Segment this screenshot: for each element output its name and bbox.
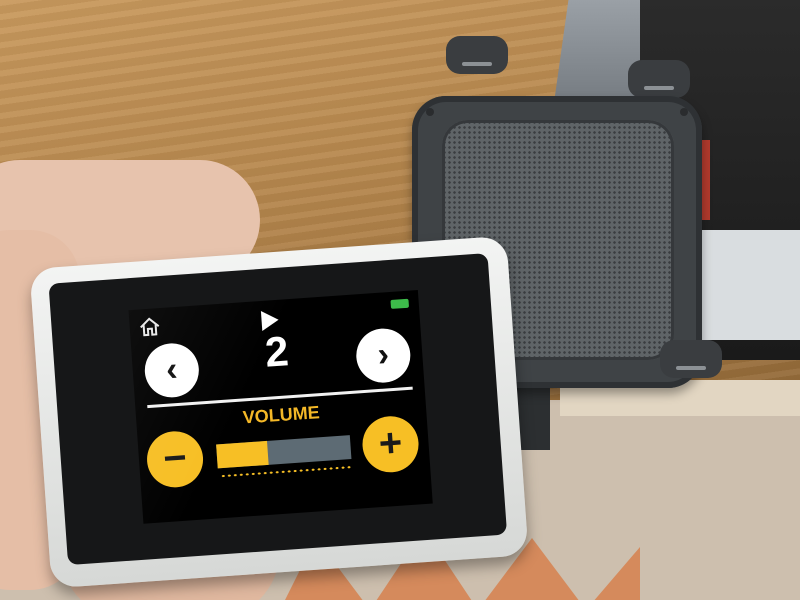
volume-up-button[interactable]: + xyxy=(360,414,421,475)
screw xyxy=(680,108,688,116)
chevron-left-icon: ‹ xyxy=(164,350,179,389)
touch-screen: 2 ‹ › VOLUME − + xyxy=(128,290,433,524)
plus-icon: + xyxy=(377,420,404,467)
speaker-bumper xyxy=(446,36,508,74)
volume-bar[interactable] xyxy=(216,435,352,469)
battery-icon xyxy=(390,298,410,309)
previous-track-button[interactable]: ‹ xyxy=(143,341,201,400)
minus-icon: − xyxy=(161,435,189,482)
home-icon[interactable] xyxy=(137,314,163,340)
volume-label: VOLUME xyxy=(242,402,321,428)
chevron-right-icon: › xyxy=(376,335,391,374)
device-bezel: 2 ‹ › VOLUME − + xyxy=(48,253,508,566)
volume-bar-fill xyxy=(216,440,269,469)
photo-scene: 2 ‹ › VOLUME − + xyxy=(0,0,800,600)
speaker-bumper xyxy=(628,60,690,98)
shelf-box xyxy=(700,230,800,340)
volume-down-button[interactable]: − xyxy=(145,429,205,490)
screw xyxy=(426,108,434,116)
track-number: 2 xyxy=(263,327,291,376)
speaker-bumper xyxy=(660,340,722,378)
next-track-button[interactable]: › xyxy=(354,326,413,385)
volume-dots xyxy=(220,465,353,479)
remote-device: 2 ‹ › VOLUME − + xyxy=(29,235,529,589)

________________________________________

#### Required task
Please set down every line of the entries above word for word, leaving the pictures out of your answer.

#### Reply to the exercise
Segment this screenshot: for each element output its name and bbox.
volume-up-button[interactable]: + xyxy=(360,414,421,475)
screw xyxy=(680,108,688,116)
chevron-left-icon: ‹ xyxy=(164,350,179,389)
touch-screen: 2 ‹ › VOLUME − + xyxy=(128,290,433,524)
plus-icon: + xyxy=(377,420,404,467)
speaker-bumper xyxy=(446,36,508,74)
volume-bar[interactable] xyxy=(216,435,352,469)
battery-icon xyxy=(390,298,410,309)
previous-track-button[interactable]: ‹ xyxy=(143,341,201,400)
minus-icon: − xyxy=(161,435,189,482)
home-icon[interactable] xyxy=(137,314,163,340)
volume-label: VOLUME xyxy=(242,402,321,428)
chevron-right-icon: › xyxy=(376,335,391,374)
device-bezel: 2 ‹ › VOLUME − + xyxy=(48,253,508,566)
volume-bar-fill xyxy=(216,440,269,469)
photo-scene: 2 ‹ › VOLUME − + xyxy=(0,0,800,600)
speaker-bumper xyxy=(628,60,690,98)
shelf-box xyxy=(700,230,800,340)
volume-down-button[interactable]: − xyxy=(145,429,205,490)
screw xyxy=(426,108,434,116)
track-number: 2 xyxy=(263,327,291,376)
speaker-bumper xyxy=(660,340,722,378)
next-track-button[interactable]: › xyxy=(354,326,413,385)
volume-dots xyxy=(220,465,353,479)
remote-device: 2 ‹ › VOLUME − + xyxy=(29,235,529,589)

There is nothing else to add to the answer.